> **Given records**:
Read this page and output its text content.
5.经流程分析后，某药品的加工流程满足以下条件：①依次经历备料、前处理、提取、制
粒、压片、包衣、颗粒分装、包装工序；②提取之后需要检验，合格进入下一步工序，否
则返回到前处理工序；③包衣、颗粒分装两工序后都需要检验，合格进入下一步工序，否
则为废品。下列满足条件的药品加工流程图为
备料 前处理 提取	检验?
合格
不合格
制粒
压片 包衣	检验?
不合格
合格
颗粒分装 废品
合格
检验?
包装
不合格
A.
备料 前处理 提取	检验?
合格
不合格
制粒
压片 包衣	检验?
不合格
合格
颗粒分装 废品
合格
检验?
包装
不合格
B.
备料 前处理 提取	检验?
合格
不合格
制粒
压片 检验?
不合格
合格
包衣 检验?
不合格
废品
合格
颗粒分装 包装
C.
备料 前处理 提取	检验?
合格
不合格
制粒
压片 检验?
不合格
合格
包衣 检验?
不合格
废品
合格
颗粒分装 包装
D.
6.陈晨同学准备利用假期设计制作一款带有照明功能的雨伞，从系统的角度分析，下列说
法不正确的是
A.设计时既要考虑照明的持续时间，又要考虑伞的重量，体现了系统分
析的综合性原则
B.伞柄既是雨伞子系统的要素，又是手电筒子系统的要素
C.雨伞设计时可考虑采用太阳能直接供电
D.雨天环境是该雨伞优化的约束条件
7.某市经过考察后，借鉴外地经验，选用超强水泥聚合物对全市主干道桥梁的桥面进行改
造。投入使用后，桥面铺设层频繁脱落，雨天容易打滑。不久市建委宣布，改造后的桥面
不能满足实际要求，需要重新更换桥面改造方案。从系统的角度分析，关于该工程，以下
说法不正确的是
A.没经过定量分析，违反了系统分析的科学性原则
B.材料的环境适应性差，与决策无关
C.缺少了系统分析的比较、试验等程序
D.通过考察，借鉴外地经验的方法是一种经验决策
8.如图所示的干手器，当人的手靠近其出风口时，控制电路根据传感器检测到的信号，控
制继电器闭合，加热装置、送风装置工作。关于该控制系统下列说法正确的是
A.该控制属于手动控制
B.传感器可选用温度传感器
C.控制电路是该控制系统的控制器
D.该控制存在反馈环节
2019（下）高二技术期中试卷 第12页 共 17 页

> **Directive**:
Here, the records must be output exactly and in full.

> **Solution to this problem**:
Read this page and output its text content.
5.经流程分析后，某药品的加工流程满足以下条件：①依次经历备料、前处理、提取、制
粒、压片、包衣、颗粒分装、包装工序；②提取之后需要检验，合格进入下一步工序，否
则返回到前处理工序；③包衣、颗粒分装两工序后都需要检验，合格进入下一步工序，否
则为废品。下列满足条件的药品加工流程图为
备料 前处理 提取	检验?
合格
不合格
制粒
压片 包衣	检验?
不合格
合格
颗粒分装 废品
合格
检验?
包装
不合格
A.
备料 前处理 提取	检验?
合格
不合格
制粒
压片 包衣	检验?
不合格
合格
颗粒分装 废品
合格
检验?
包装
不合格
B.
备料 前处理 提取	检验?
合格
不合格
制粒
压片 检验?
不合格
合格
包衣 检验?
不合格
废品
合格
颗粒分装 包装
C.
备料 前处理 提取	检验?
合格
不合格
制粒
压片 检验?
不合格
合格
包衣 检验?
不合格
废品
合格
颗粒分装 包装
D.
6.陈晨同学准备利用假期设计制作一款带有照明功能的雨伞，从系统的角度分析，下列说
法不正确的是
A.设计时既要考虑照明的持续时间，又要考虑伞的重量，体现了系统分
析的综合性原则
B.伞柄既是雨伞子系统的要素，又是手电筒子系统的要素
C.雨伞设计时可考虑采用太阳能直接供电
D.雨天环境是该雨伞优化的约束条件
7.某市经过考察后，借鉴外地经验，选用超强水泥聚合物对全市主干道桥梁的桥面进行改
造。投入使用后，桥面铺设层频繁脱落，雨天容易打滑。不久市建委宣布，改造后的桥面
不能满足实际要求，需要重新更换桥面改造方案。从系统的角度分析，关于该工程，以下
说法不正确的是
A.没经过定量分析，违反了系统分析的科学性原则
B.材料的环境适应性差，与决策无关
C.缺少了系统分析的比较、试验等程序
D.通过考察，借鉴外地经验的方法是一种经验决策
8.如图所示的干手器，当人的手靠近其出风口时，控制电路根据传感器检测到的信号，控
制继电器闭合，加热装置、送风装置工作。关于该控制系统下列说法正确的是
A.该控制属于手动控制
B.传感器可选用温度传感器
C.控制电路是该控制系统的控制器
D.该控制存在反馈环节
2019（下）高二技术期中试卷 第12页 共 17 页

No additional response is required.